**Stated task:** Rename every occurrence of "banner" to "panel" in the portion of the records that opens with the line containing "label plate <box>242 462 736 601</box>" and closes with the line containing "watermarks: Adobe Stock <box>536". Reproduce only that portion, leaving everything else unchanged.

※ ※ ※

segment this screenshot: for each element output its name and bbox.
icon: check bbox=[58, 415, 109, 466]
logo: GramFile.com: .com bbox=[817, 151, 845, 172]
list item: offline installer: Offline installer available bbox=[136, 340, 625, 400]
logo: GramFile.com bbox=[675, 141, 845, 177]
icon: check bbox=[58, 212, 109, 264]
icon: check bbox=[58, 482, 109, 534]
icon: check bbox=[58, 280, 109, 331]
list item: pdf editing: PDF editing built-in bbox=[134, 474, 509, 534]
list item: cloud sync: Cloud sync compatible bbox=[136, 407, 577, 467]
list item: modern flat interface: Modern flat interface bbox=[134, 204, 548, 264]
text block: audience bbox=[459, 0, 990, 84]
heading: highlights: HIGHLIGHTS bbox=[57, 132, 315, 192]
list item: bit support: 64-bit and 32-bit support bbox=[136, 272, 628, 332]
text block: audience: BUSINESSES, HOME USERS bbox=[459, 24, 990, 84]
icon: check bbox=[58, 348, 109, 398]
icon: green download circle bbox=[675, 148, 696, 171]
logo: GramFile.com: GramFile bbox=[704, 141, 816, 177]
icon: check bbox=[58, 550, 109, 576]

※ ※ ※

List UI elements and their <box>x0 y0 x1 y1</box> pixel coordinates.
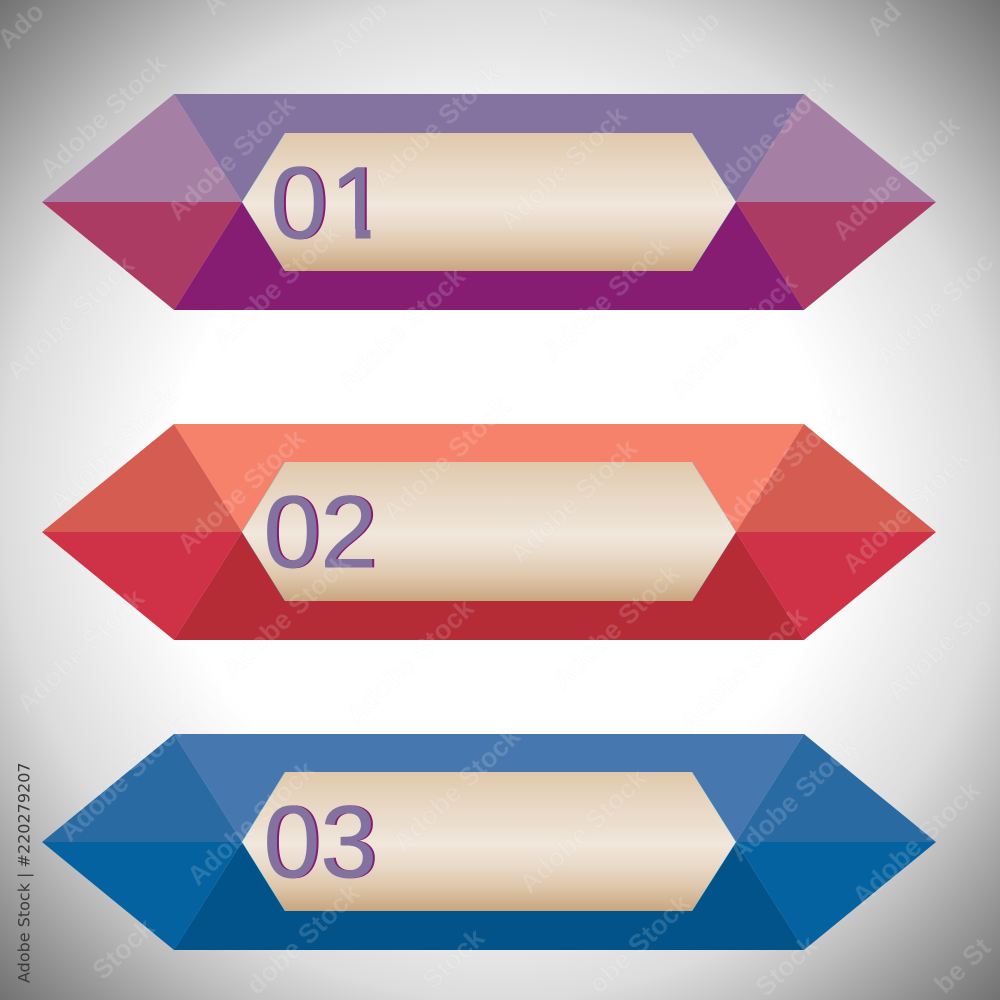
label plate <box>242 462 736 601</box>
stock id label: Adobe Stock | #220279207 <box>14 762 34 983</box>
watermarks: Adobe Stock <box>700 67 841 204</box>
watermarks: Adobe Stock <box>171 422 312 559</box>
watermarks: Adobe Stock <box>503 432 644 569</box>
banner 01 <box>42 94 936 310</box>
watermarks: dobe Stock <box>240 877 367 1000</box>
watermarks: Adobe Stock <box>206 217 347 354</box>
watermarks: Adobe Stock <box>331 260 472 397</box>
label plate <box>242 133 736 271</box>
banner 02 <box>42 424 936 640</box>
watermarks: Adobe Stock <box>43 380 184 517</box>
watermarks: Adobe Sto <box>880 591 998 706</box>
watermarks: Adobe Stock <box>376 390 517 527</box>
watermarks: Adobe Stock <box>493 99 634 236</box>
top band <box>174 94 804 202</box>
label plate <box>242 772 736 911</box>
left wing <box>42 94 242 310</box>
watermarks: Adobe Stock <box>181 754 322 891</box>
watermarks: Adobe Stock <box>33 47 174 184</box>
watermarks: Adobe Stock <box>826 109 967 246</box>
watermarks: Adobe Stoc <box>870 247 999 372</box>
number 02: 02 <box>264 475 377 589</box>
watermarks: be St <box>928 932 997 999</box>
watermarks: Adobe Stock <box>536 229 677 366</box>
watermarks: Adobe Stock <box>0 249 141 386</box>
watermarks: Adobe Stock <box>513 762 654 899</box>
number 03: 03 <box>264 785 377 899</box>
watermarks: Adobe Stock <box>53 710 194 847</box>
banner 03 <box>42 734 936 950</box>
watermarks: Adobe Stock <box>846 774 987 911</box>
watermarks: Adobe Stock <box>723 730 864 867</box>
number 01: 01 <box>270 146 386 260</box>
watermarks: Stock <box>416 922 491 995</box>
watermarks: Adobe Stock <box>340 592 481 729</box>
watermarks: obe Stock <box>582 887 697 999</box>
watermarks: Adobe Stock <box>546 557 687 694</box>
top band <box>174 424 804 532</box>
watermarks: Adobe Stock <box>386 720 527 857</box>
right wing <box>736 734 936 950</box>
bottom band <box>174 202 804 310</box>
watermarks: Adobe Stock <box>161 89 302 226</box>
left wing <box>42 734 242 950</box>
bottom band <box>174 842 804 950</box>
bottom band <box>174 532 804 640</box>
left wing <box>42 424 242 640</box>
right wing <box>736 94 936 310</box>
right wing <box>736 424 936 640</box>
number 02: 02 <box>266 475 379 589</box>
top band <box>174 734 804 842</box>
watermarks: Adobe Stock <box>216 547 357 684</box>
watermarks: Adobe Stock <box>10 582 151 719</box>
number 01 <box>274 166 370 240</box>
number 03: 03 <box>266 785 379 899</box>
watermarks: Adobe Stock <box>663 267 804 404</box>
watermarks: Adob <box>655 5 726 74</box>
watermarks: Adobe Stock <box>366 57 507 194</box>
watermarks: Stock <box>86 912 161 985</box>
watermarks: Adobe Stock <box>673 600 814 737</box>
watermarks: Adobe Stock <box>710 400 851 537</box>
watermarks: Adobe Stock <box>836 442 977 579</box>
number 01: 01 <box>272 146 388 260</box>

※ ※ ※

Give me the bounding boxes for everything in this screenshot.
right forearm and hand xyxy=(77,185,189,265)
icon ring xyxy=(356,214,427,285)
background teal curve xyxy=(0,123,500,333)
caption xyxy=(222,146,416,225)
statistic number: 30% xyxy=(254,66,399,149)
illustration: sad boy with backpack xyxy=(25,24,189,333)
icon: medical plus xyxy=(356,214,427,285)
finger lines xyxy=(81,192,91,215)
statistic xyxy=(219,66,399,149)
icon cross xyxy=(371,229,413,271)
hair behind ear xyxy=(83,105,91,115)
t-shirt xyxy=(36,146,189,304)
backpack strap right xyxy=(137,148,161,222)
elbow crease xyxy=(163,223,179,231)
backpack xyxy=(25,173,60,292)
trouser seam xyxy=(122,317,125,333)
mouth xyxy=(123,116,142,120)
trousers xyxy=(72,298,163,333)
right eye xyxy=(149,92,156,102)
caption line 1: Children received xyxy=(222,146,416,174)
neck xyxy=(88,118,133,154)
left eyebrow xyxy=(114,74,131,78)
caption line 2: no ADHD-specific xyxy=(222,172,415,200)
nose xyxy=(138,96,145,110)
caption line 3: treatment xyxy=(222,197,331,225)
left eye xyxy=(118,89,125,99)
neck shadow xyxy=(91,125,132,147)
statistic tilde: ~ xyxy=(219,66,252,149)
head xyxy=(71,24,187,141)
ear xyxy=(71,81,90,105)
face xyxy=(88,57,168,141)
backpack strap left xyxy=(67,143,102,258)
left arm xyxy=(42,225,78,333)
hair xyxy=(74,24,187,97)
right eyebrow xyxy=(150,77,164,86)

※ ※ ※

**Exercise solution:**
label plate <box>242 462 736 601</box>
stock id label: Adobe Stock | #220279207 <box>14 762 34 983</box>
watermarks: Adobe Stock <box>700 67 841 204</box>
watermarks: Adobe Stock <box>171 422 312 559</box>
watermarks: Adobe Stock <box>503 432 644 569</box>
panel 01 <box>42 94 936 310</box>
watermarks: dobe Stock <box>240 877 367 1000</box>
watermarks: Adobe Stock <box>206 217 347 354</box>
watermarks: Adobe Stock <box>331 260 472 397</box>
label plate <box>242 133 736 271</box>
panel 02 <box>42 424 936 640</box>
watermarks: Adobe Stock <box>43 380 184 517</box>
watermarks: Adobe Sto <box>880 591 998 706</box>
watermarks: Adobe Stock <box>376 390 517 527</box>
watermarks: Adobe Stock <box>493 99 634 236</box>
top band <box>174 94 804 202</box>
label plate <box>242 772 736 911</box>
left wing <box>42 94 242 310</box>
watermarks: Adobe Stock <box>181 754 322 891</box>
watermarks: Adobe Stock <box>33 47 174 184</box>
watermarks: Adobe Stock <box>826 109 967 246</box>
watermarks: Adobe Stoc <box>870 247 999 372</box>
number 02: 02 <box>264 475 377 589</box>
watermarks: be St <box>928 932 997 999</box>
watermarks: Adobe Stock <box>536 229 677 366</box>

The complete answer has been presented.